What the task asks » Report, word for word, every line of the material that contains "underlying".
──────────────────────────────
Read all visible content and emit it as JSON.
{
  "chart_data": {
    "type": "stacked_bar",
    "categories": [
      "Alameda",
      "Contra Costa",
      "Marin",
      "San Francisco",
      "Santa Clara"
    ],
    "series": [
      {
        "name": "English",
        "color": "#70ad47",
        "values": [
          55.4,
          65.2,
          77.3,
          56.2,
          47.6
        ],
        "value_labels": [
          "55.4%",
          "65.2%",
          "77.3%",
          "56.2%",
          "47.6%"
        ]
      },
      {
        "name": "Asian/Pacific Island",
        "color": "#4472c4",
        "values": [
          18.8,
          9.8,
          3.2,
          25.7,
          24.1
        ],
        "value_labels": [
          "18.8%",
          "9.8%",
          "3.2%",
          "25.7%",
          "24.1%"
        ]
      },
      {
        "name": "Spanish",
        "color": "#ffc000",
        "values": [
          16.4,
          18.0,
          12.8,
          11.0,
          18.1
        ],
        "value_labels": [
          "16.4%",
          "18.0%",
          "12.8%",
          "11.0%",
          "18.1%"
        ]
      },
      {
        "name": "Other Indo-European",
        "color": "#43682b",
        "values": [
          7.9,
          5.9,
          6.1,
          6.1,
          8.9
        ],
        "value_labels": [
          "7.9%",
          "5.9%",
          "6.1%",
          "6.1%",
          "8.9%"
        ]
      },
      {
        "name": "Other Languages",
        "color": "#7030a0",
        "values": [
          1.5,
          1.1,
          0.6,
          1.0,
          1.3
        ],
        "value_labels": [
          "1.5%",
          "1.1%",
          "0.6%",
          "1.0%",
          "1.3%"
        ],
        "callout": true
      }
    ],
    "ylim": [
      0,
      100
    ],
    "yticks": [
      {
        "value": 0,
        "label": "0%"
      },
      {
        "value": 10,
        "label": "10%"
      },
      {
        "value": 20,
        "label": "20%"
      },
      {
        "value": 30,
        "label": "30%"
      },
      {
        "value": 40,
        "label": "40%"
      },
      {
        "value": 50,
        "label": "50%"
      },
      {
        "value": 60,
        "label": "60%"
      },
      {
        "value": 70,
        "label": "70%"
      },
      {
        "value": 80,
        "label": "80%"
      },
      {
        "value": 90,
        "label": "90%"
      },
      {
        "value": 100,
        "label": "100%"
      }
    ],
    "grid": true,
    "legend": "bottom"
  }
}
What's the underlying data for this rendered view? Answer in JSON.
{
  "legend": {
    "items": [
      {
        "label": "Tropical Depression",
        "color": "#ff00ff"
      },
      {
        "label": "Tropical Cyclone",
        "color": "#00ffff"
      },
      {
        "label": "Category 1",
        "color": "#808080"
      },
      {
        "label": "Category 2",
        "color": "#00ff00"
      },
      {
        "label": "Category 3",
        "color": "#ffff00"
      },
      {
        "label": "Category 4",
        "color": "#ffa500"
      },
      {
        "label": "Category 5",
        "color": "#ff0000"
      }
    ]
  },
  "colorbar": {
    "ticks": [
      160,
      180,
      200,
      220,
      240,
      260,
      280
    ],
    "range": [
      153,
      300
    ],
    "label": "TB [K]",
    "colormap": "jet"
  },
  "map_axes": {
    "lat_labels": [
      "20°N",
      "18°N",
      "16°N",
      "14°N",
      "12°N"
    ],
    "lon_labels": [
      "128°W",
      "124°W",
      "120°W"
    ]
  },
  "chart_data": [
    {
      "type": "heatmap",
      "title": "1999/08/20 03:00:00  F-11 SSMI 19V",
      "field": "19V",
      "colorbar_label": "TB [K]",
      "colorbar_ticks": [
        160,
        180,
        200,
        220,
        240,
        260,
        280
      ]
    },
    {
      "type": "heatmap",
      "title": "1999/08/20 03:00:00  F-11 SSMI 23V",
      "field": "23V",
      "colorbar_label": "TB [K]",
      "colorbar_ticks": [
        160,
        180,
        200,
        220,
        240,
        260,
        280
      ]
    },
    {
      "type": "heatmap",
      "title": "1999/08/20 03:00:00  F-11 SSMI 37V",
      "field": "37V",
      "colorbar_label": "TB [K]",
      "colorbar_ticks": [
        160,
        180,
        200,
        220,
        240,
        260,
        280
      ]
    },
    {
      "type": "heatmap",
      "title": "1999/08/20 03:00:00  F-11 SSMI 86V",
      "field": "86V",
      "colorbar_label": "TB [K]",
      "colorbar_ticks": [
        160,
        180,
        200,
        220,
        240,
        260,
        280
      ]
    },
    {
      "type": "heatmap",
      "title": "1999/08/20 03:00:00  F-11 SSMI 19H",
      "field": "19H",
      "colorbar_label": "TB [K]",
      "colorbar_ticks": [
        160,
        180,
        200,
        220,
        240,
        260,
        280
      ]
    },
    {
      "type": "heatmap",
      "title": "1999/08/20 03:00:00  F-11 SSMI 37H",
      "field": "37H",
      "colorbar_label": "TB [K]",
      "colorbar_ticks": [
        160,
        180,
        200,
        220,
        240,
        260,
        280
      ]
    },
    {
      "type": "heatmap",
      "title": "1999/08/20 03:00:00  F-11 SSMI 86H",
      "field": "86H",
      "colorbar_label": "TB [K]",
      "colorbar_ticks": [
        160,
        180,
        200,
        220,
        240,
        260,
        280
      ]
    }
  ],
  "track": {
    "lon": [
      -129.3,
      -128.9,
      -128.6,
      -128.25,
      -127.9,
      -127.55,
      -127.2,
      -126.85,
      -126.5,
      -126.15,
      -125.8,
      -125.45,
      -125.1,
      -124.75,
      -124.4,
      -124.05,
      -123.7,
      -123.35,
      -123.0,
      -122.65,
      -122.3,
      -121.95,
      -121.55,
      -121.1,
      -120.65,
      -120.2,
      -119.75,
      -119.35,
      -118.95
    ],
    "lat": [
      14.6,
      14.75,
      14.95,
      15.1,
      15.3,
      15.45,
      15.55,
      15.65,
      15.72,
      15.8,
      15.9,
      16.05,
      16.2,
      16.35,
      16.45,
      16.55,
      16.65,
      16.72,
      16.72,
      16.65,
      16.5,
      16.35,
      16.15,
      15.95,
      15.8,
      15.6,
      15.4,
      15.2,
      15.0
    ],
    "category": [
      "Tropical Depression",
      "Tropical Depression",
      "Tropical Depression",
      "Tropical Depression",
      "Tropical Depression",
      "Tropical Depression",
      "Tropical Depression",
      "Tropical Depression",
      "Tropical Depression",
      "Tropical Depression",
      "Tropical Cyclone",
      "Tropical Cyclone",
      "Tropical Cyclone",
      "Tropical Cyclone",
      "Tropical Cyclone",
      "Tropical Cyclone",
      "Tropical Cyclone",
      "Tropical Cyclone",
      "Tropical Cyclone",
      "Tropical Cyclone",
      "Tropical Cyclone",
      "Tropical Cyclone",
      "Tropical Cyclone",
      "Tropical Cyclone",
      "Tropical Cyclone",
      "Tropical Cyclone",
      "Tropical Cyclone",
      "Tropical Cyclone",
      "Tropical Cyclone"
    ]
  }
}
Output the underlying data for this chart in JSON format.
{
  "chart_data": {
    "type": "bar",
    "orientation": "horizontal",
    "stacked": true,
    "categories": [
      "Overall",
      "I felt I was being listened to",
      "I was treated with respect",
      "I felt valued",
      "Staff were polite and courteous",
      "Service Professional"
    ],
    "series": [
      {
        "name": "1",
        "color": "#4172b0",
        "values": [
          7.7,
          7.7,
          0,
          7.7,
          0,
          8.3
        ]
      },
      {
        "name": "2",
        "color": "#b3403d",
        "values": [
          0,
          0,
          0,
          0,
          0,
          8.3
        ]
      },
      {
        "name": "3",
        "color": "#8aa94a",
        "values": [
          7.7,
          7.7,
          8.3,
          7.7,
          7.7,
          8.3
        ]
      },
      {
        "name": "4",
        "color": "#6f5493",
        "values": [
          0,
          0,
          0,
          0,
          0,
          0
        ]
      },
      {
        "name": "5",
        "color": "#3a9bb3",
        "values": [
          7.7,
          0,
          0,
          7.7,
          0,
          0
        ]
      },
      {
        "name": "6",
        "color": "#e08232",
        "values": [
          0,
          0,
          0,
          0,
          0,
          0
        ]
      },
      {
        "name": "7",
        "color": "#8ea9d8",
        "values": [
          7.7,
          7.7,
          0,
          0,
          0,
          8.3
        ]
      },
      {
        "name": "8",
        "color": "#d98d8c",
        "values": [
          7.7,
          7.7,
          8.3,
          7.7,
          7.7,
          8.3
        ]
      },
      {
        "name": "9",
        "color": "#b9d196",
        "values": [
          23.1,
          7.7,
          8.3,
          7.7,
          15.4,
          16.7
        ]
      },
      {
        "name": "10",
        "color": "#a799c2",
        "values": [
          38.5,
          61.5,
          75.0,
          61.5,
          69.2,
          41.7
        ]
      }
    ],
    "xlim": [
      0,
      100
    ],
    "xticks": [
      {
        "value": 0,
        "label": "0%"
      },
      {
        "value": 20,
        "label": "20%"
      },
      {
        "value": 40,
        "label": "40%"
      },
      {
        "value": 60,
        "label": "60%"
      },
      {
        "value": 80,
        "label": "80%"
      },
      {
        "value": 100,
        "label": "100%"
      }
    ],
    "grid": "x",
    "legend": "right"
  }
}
──────────────────────────────
Full output »
What's the underlying data for this rendered view? Answer in JSON.
Output the underlying data for this chart in JSON format.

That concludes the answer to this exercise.